WHAT YOU NEED TO DO:
The listing beneath should be written out in full, exactly as shown.

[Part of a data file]
-------
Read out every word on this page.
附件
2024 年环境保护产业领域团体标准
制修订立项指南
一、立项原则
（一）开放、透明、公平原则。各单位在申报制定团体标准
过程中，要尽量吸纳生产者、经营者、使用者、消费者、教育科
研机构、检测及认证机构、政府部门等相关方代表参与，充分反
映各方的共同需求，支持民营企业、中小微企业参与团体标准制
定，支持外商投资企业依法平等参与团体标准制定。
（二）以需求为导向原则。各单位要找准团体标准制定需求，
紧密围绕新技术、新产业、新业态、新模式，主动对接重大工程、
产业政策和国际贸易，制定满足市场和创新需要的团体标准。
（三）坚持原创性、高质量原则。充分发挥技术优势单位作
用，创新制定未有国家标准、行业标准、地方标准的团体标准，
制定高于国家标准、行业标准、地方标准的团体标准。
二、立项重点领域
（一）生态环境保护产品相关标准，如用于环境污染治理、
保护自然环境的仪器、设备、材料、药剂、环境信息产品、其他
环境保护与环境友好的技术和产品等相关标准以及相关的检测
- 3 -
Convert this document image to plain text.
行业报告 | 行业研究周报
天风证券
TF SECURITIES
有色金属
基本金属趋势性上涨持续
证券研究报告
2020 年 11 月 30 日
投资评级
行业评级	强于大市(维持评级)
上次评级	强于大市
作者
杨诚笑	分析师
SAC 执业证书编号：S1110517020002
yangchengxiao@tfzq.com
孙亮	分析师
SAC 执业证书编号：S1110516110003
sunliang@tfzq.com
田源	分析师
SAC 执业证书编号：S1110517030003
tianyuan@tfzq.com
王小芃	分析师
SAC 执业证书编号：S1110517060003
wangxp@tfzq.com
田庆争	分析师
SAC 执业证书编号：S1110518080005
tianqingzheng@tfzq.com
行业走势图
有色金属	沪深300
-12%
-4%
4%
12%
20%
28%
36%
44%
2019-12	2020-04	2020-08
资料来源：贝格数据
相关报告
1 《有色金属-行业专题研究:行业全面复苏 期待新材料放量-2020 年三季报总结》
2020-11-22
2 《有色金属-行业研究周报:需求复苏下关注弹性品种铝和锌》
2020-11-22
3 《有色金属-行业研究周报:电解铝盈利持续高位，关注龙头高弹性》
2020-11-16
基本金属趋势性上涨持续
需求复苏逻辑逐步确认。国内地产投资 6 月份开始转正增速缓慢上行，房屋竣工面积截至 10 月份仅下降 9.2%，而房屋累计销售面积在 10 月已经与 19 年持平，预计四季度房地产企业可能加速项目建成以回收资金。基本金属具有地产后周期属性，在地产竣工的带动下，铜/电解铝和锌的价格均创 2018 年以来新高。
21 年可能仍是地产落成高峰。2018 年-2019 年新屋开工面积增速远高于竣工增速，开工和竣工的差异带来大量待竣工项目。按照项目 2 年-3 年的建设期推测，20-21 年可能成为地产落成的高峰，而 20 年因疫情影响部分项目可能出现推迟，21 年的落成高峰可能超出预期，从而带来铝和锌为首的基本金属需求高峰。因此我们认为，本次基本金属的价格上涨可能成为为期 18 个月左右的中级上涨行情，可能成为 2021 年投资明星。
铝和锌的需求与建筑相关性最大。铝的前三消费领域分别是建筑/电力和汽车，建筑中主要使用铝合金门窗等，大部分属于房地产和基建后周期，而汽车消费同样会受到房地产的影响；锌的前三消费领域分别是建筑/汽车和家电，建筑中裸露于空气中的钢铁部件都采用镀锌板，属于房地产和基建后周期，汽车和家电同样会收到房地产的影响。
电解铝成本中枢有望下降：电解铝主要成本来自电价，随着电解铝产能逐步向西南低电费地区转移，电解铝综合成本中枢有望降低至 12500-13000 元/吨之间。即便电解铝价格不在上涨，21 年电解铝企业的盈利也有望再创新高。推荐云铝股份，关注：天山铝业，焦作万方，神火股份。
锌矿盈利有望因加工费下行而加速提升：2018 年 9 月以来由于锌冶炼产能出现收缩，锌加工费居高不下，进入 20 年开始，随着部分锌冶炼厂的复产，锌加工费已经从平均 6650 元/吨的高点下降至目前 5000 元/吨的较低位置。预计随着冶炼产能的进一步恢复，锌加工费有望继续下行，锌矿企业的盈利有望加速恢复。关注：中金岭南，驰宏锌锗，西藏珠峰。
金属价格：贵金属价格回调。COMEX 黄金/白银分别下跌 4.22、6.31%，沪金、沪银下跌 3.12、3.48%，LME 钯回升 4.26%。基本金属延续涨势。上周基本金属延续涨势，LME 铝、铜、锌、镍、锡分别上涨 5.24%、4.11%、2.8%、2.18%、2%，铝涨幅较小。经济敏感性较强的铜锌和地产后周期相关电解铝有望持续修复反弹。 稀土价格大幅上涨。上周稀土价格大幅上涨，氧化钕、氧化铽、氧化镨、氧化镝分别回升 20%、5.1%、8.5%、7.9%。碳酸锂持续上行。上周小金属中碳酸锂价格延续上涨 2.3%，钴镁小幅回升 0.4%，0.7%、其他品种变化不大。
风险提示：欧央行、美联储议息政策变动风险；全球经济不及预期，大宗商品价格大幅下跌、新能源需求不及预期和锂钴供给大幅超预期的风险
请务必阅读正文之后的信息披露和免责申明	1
-------
RESPONSE FOR THIS EXERCISE:
Read out every word on this page.
附件
2024 年环境保护产业领域团体标准
制修订立项指南
一、立项原则
（一）开放、透明、公平原则。各单位在申报制定团体标准
过程中，要尽量吸纳生产者、经营者、使用者、消费者、教育科
研机构、检测及认证机构、政府部门等相关方代表参与，充分反
映各方的共同需求，支持民营企业、中小微企业参与团体标准制
定，支持外商投资企业依法平等参与团体标准制定。
（二）以需求为导向原则。各单位要找准团体标准制定需求，
紧密围绕新技术、新产业、新业态、新模式，主动对接重大工程、
产业政策和国际贸易，制定满足市场和创新需要的团体标准。
（三）坚持原创性、高质量原则。充分发挥技术优势单位作
用，创新制定未有国家标准、行业标准、地方标准的团体标准，
制定高于国家标准、行业标准、地方标准的团体标准。
二、立项重点领域
（一）生态环境保护产品相关标准，如用于环境污染治理、
保护自然环境的仪器、设备、材料、药剂、环境信息产品、其他
环境保护与环境友好的技术和产品等相关标准以及相关的检测
- 3 -
Convert this document image to plain text.
行业报告 | 行业研究周报
天风证券
TF SECURITIES
有色金属
基本金属趋势性上涨持续
证券研究报告
2020 年 11 月 30 日
投资评级
行业评级	强于大市(维持评级)
上次评级	强于大市
作者
杨诚笑	分析师
SAC 执业证书编号：S1110517020002
yangchengxiao@tfzq.com
孙亮	分析师
SAC 执业证书编号：S1110516110003
sunliang@tfzq.com
田源	分析师
SAC 执业证书编号：S1110517030003
tianyuan@tfzq.com
王小芃	分析师
SAC 执业证书编号：S1110517060003
wangxp@tfzq.com
田庆争	分析师
SAC 执业证书编号：S1110518080005
tianqingzheng@tfzq.com
行业走势图
有色金属	沪深300
-12%
-4%
4%
12%
20%
28%
36%
44%
2019-12	2020-04	2020-08
资料来源：贝格数据
相关报告
1 《有色金属-行业专题研究:行业全面复苏 期待新材料放量-2020 年三季报总结》
2020-11-22
2 《有色金属-行业研究周报:需求复苏下关注弹性品种铝和锌》
2020-11-22
3 《有色金属-行业研究周报:电解铝盈利持续高位，关注龙头高弹性》
2020-11-16
基本金属趋势性上涨持续
需求复苏逻辑逐步确认。国内地产投资 6 月份开始转正增速缓慢上行，房屋竣工面积截至 10 月份仅下降 9.2%，而房屋累计销售面积在 10 月已经与 19 年持平，预计四季度房地产企业可能加速项目建成以回收资金。基本金属具有地产后周期属性，在地产竣工的带动下，铜/电解铝和锌的价格均创 2018 年以来新高。
21 年可能仍是地产落成高峰。2018 年-2019 年新屋开工面积增速远高于竣工增速，开工和竣工的差异带来大量待竣工项目。按照项目 2 年-3 年的建设期推测，20-21 年可能成为地产落成的高峰，而 20 年因疫情影响部分项目可能出现推迟，21 年的落成高峰可能超出预期，从而带来铝和锌为首的基本金属需求高峰。因此我们认为，本次基本金属的价格上涨可能成为为期 18 个月左右的中级上涨行情，可能成为 2021 年投资明星。
铝和锌的需求与建筑相关性最大。铝的前三消费领域分别是建筑/电力和汽车，建筑中主要使用铝合金门窗等，大部分属于房地产和基建后周期，而汽车消费同样会受到房地产的影响；锌的前三消费领域分别是建筑/汽车和家电，建筑中裸露于空气中的钢铁部件都采用镀锌板，属于房地产和基建后周期，汽车和家电同样会收到房地产的影响。
电解铝成本中枢有望下降：电解铝主要成本来自电价，随着电解铝产能逐步向西南低电费地区转移，电解铝综合成本中枢有望降低至 12500-13000 元/吨之间。即便电解铝价格不在上涨，21 年电解铝企业的盈利也有望再创新高。推荐云铝股份，关注：天山铝业，焦作万方，神火股份。
锌矿盈利有望因加工费下行而加速提升：2018 年 9 月以来由于锌冶炼产能出现收缩，锌加工费居高不下，进入 20 年开始，随着部分锌冶炼厂的复产，锌加工费已经从平均 6650 元/吨的高点下降至目前 5000 元/吨的较低位置。预计随着冶炼产能的进一步恢复，锌加工费有望继续下行，锌矿企业的盈利有望加速恢复。关注：中金岭南，驰宏锌锗，西藏珠峰。
金属价格：贵金属价格回调。COMEX 黄金/白银分别下跌 4.22、6.31%，沪金、沪银下跌 3.12、3.48%，LME 钯回升 4.26%。基本金属延续涨势。上周基本金属延续涨势，LME 铝、铜、锌、镍、锡分别上涨 5.24%、4.11%、2.8%、2.18%、2%，铝涨幅较小。经济敏感性较强的铜锌和地产后周期相关电解铝有望持续修复反弹。 稀土价格大幅上涨。上周稀土价格大幅上涨，氧化钕、氧化铽、氧化镨、氧化镝分别回升 20%、5.1%、8.5%、7.9%。碳酸锂持续上行。上周小金属中碳酸锂价格延续上涨 2.3%，钴镁小幅回升 0.4%，0.7%、其他品种变化不大。
风险提示：欧央行、美联储议息政策变动风险；全球经济不及预期，大宗商品价格大幅下跌、新能源需求不及预期和锂钴供给大幅超预期的风险
请务必阅读正文之后的信息披露和免责申明	1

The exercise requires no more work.